Data extract:
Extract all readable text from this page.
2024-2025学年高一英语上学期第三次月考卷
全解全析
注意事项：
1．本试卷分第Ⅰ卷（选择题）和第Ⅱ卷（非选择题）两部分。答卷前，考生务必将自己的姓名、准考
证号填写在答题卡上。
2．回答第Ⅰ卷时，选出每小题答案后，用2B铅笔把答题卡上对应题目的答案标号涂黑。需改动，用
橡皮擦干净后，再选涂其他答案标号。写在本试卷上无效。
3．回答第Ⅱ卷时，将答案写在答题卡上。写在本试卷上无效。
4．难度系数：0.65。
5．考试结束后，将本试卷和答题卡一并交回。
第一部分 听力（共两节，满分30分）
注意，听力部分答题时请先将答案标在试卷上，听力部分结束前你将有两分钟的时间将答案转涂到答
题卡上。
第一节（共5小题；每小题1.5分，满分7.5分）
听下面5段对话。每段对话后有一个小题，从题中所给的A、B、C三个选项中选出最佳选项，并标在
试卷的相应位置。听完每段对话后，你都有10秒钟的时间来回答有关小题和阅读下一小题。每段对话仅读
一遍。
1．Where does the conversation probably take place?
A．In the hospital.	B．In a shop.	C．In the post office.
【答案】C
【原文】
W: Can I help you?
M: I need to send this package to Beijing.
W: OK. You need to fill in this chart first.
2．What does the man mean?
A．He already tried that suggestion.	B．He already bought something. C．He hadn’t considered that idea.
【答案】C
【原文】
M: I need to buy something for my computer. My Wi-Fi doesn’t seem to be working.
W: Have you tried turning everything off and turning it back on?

What the exercise asks:
Copy out all of the lines above exactly.

Result of this task:
Extract all readable text from this page.
2024-2025学年高一英语上学期第三次月考卷
全解全析
注意事项：
1．本试卷分第Ⅰ卷（选择题）和第Ⅱ卷（非选择题）两部分。答卷前，考生务必将自己的姓名、准考
证号填写在答题卡上。
2．回答第Ⅰ卷时，选出每小题答案后，用2B铅笔把答题卡上对应题目的答案标号涂黑。需改动，用
橡皮擦干净后，再选涂其他答案标号。写在本试卷上无效。
3．回答第Ⅱ卷时，将答案写在答题卡上。写在本试卷上无效。
4．难度系数：0.65。
5．考试结束后，将本试卷和答题卡一并交回。
第一部分 听力（共两节，满分30分）
注意，听力部分答题时请先将答案标在试卷上，听力部分结束前你将有两分钟的时间将答案转涂到答
题卡上。
第一节（共5小题；每小题1.5分，满分7.5分）
听下面5段对话。每段对话后有一个小题，从题中所给的A、B、C三个选项中选出最佳选项，并标在
试卷的相应位置。听完每段对话后，你都有10秒钟的时间来回答有关小题和阅读下一小题。每段对话仅读
一遍。
1．Where does the conversation probably take place?
A．In the hospital.	B．In a shop.	C．In the post office.
【答案】C
【原文】
W: Can I help you?
M: I need to send this package to Beijing.
W: OK. You need to fill in this chart first.
2．What does the man mean?
A．He already tried that suggestion.	B．He already bought something. C．He hadn’t considered that idea.
【答案】C
【原文】
M: I need to buy something for my computer. My Wi-Fi doesn’t seem to be working.
W: Have you tried turning everything off and turning it back on?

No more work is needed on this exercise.